# Job
Set down every line of the records below verbatim, omitting the pictures.

# A run of records
╭──

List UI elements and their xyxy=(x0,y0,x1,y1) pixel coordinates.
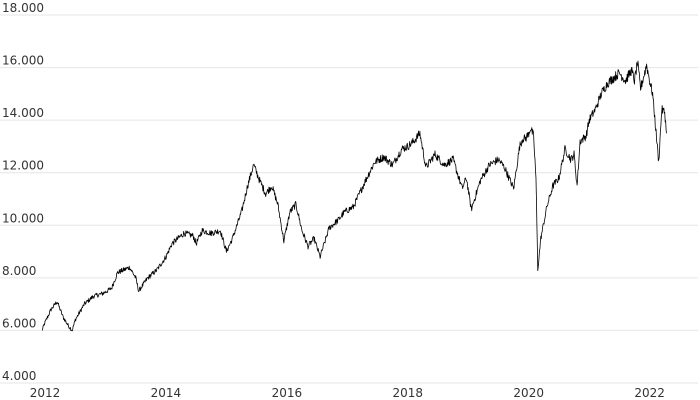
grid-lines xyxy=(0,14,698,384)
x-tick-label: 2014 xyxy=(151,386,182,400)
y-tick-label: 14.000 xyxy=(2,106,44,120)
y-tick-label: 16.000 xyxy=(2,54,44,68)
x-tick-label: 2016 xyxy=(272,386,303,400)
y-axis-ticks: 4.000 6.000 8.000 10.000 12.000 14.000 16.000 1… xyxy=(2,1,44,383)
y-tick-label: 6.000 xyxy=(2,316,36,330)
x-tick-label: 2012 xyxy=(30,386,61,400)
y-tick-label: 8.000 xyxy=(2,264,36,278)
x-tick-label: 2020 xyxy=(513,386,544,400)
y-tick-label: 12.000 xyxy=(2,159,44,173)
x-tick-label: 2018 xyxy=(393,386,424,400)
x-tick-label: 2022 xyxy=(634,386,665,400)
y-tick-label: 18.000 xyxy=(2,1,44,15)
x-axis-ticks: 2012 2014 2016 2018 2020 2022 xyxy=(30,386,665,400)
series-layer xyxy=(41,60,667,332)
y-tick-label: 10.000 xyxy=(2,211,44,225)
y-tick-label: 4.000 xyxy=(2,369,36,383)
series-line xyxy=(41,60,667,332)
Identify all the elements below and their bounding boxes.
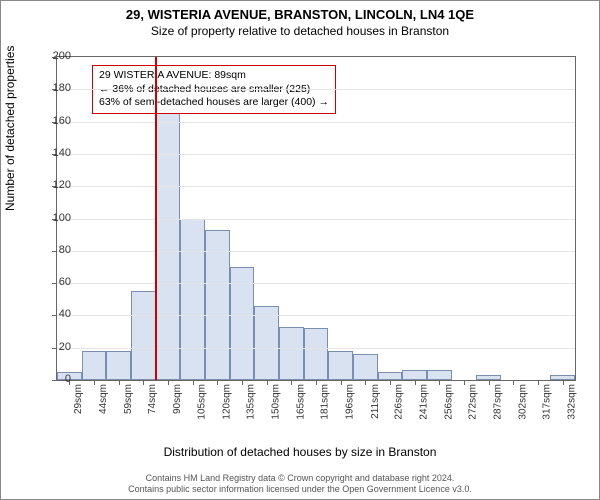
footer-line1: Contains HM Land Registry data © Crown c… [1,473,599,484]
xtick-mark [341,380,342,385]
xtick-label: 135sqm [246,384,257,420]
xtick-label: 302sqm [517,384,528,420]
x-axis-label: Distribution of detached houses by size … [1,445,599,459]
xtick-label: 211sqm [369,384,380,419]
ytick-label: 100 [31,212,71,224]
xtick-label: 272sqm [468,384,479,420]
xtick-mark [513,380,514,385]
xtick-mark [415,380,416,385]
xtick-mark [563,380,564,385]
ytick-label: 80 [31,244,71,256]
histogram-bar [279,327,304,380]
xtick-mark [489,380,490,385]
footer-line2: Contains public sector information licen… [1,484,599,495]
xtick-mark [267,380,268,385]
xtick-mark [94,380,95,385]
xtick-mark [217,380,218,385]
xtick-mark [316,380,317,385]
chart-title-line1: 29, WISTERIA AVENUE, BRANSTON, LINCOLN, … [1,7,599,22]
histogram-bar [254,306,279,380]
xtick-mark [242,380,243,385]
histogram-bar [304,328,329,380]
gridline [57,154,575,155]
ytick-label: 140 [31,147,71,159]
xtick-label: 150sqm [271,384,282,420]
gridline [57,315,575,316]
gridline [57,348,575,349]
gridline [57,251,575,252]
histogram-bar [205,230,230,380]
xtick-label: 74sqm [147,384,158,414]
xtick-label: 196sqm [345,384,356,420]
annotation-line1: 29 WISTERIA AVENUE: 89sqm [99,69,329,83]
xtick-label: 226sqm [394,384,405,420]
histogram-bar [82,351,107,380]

╰──

# Full answer
List UI elements and their xyxy=(x0,y0,x1,y1) pixel coordinates.
grid-lines xyxy=(0,14,698,384)
x-tick-label: 2014 xyxy=(151,386,182,400)
y-tick-label: 14.000 xyxy=(2,106,44,120)
y-tick-label: 16.000 xyxy=(2,54,44,68)
x-tick-label: 2016 xyxy=(272,386,303,400)
y-axis-ticks: 4.000 6.000 8.000 10.000 12.000 14.000 16.000 1… xyxy=(2,1,44,383)
y-tick-label: 6.000 xyxy=(2,316,36,330)
x-tick-label: 2012 xyxy=(30,386,61,400)
y-tick-label: 8.000 xyxy=(2,264,36,278)
x-tick-label: 2020 xyxy=(513,386,544,400)
y-tick-label: 12.000 xyxy=(2,159,44,173)
x-tick-label: 2018 xyxy=(393,386,424,400)
x-tick-label: 2022 xyxy=(634,386,665,400)
y-tick-label: 18.000 xyxy=(2,1,44,15)
x-axis-ticks: 2012 2014 2016 2018 2020 2022 xyxy=(30,386,665,400)
series-layer xyxy=(41,60,667,332)
y-tick-label: 10.000 xyxy=(2,211,44,225)
y-tick-label: 4.000 xyxy=(2,369,36,383)
series-line xyxy=(41,60,667,332)
Identify all the elements below and their bounding boxes.
footer-line1: Contains HM Land Registry data © Crown c… [1,473,599,484]
xtick-mark [341,380,342,385]
xtick-label: 135sqm [246,384,257,420]
xtick-label: 302sqm [517,384,528,420]
x-axis-label: Distribution of detached houses by size … [1,445,599,459]
xtick-label: 211sqm [369,384,380,419]
ytick-label: 100 [31,212,71,224]
xtick-label: 272sqm [468,384,479,420]
xtick-mark [513,380,514,385]
xtick-mark [415,380,416,385]
xtick-mark [563,380,564,385]
ytick-label: 80 [31,244,71,256]
histogram-bar [279,327,304,380]
xtick-mark [489,380,490,385]
footer-line2: Contains public sector information licen… [1,484,599,495]
xtick-mark [267,380,268,385]
xtick-mark [94,380,95,385]
xtick-mark [217,380,218,385]
xtick-mark [316,380,317,385]
chart-title-line1: 29, WISTERIA AVENUE, BRANSTON, LINCOLN, … [1,7,599,22]
histogram-bar [254,306,279,380]
xtick-mark [242,380,243,385]
histogram-bar [304,328,329,380]
gridline [57,154,575,155]
ytick-label: 140 [31,147,71,159]
xtick-label: 150sqm [271,384,282,420]
gridline [57,315,575,316]
gridline [57,348,575,349]
gridline [57,251,575,252]
histogram-bar [205,230,230,380]
xtick-label: 74sqm [147,384,158,414]
xtick-label: 196sqm [345,384,356,420]
annotation-line1: 29 WISTERIA AVENUE: 89sqm [99,69,329,83]
xtick-label: 226sqm [394,384,405,420]
histogram-bar [82,351,107,380]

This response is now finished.